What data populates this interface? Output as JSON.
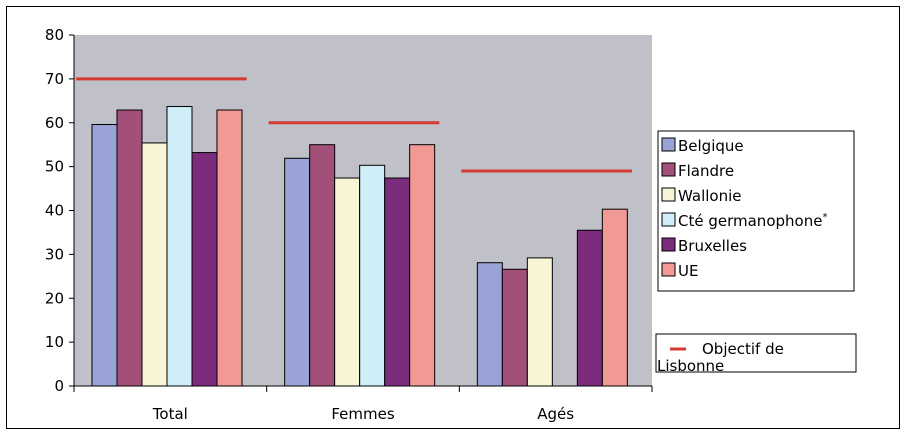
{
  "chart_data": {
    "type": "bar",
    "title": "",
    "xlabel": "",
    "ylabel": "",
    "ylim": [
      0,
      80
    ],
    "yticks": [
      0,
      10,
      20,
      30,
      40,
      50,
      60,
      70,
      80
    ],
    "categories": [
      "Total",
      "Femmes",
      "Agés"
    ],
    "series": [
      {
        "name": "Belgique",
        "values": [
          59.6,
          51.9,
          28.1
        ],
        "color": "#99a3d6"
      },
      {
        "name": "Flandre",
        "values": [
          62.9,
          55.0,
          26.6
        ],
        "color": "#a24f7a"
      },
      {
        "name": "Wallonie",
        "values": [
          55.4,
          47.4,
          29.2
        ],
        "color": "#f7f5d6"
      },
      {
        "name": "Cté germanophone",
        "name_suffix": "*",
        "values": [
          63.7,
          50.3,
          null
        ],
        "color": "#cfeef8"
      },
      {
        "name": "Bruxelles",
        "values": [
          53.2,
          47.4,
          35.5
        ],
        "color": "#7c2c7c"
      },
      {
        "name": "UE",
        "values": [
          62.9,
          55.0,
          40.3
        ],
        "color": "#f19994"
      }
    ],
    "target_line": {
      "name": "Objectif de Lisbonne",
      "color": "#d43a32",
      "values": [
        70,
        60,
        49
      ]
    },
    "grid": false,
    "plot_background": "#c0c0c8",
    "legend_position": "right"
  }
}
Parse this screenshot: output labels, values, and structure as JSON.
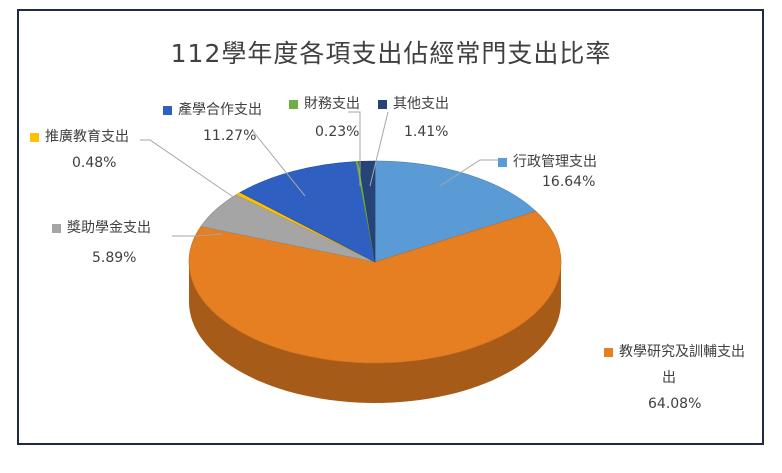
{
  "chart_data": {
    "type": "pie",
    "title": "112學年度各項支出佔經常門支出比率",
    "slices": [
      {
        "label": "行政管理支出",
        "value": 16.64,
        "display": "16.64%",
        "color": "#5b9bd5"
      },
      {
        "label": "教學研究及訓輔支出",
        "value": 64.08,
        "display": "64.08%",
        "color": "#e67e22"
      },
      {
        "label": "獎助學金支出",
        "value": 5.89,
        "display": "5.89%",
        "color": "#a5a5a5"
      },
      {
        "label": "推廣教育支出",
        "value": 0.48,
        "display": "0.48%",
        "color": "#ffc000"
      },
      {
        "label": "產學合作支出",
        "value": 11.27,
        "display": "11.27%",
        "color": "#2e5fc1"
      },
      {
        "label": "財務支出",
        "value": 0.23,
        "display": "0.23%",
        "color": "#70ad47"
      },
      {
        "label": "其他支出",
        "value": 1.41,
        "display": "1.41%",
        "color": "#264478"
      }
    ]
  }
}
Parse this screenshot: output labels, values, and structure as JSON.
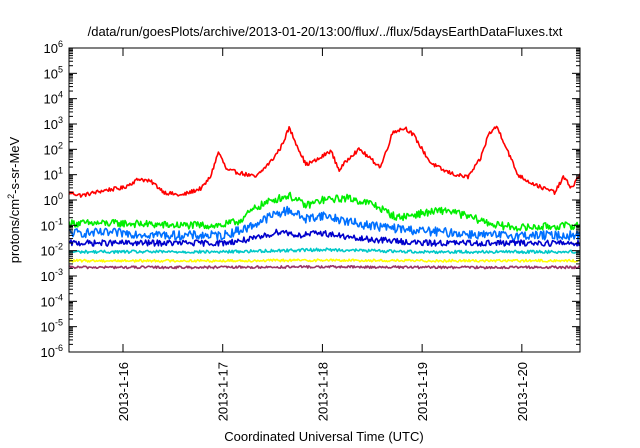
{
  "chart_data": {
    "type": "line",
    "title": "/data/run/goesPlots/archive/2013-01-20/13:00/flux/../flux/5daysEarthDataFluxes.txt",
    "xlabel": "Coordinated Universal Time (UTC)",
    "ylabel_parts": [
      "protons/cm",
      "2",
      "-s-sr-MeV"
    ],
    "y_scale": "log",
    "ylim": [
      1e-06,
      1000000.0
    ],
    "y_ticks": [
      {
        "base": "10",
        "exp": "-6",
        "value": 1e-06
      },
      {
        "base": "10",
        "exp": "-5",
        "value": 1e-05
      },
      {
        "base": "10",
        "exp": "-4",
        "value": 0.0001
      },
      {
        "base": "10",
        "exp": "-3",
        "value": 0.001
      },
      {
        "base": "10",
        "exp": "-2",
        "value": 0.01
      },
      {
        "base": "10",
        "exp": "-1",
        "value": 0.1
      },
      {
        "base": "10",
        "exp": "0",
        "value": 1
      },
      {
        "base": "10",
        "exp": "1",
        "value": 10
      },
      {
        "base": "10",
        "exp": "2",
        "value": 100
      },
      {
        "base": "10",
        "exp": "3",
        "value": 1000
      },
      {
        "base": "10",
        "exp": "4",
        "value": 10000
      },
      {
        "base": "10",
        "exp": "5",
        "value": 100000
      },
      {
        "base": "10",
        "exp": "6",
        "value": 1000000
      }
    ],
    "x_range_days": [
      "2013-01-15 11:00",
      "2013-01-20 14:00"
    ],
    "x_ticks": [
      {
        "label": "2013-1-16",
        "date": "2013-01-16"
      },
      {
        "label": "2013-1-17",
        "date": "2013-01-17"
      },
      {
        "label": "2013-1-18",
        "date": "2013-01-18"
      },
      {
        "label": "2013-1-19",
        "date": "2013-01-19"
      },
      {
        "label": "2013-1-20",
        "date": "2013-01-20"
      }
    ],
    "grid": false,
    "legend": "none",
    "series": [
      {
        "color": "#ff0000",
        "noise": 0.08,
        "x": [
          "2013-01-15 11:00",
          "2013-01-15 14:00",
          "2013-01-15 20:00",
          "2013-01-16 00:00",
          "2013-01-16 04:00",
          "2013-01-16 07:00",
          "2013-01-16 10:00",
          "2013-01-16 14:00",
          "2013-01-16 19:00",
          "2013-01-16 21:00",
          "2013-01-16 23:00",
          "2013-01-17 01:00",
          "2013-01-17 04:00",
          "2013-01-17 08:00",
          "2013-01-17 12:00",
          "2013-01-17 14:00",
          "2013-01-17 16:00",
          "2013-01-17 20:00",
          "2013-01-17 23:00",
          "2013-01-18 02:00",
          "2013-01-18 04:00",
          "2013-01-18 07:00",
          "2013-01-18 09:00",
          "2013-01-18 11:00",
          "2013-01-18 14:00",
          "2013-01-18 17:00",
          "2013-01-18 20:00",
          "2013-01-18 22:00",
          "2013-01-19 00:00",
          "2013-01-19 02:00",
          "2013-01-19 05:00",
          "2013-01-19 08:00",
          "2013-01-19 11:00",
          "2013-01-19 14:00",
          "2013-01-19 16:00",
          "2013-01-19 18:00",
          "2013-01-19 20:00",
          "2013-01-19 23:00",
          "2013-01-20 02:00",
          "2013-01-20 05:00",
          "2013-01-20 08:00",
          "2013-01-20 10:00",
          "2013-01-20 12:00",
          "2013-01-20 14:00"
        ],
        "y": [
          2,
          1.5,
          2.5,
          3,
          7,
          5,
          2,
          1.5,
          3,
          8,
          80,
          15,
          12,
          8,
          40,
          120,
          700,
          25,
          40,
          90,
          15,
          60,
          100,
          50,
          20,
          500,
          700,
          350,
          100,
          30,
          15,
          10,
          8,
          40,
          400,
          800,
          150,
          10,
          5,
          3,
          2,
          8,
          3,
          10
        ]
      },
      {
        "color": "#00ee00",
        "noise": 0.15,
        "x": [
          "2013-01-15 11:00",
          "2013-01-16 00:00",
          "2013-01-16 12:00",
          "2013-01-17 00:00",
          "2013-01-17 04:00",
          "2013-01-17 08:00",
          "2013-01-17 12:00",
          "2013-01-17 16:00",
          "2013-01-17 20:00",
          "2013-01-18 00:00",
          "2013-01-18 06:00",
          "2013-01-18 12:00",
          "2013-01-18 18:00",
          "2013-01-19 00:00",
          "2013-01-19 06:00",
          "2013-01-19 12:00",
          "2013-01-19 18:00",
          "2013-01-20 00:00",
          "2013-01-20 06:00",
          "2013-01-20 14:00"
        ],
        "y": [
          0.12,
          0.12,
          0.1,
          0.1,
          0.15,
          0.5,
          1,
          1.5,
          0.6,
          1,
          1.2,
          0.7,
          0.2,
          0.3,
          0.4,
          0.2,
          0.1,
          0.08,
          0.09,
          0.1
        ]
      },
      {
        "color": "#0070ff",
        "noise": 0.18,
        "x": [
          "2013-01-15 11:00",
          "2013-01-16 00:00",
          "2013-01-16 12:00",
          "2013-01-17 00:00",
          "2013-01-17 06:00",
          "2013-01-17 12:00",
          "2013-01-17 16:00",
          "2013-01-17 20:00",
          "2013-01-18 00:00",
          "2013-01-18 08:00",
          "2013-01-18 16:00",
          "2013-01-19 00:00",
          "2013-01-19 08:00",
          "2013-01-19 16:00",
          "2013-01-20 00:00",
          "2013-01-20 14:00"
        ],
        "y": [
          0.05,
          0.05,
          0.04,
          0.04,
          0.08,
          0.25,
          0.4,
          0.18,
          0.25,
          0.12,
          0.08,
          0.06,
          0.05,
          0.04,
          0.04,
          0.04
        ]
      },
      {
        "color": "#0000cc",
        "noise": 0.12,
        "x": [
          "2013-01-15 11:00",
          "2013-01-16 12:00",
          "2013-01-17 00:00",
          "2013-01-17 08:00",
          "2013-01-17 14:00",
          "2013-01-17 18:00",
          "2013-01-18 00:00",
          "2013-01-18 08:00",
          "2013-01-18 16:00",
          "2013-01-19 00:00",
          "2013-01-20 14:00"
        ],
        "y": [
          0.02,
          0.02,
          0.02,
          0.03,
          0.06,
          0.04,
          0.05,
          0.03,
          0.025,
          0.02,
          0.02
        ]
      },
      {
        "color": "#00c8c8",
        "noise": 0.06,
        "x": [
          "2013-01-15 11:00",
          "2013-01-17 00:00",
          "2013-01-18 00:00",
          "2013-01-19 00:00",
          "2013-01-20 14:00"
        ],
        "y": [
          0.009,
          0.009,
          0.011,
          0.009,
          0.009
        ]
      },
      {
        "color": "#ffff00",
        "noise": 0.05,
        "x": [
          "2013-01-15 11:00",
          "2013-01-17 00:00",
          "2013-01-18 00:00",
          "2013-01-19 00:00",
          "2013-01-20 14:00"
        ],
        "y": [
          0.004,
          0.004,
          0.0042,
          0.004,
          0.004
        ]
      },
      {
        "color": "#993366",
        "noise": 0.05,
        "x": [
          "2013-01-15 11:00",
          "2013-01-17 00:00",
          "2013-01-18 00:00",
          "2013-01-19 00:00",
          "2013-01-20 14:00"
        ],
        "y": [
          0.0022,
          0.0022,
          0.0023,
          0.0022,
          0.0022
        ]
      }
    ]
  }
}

Problem
Where a line holds "noise", copy that line.

Answer for the task
        "noise": 0.08,
        "noise": 0.15,
        "noise": 0.18,
        "noise": 0.12,
        "noise": 0.06,
        "noise": 0.05,
        "noise": 0.05,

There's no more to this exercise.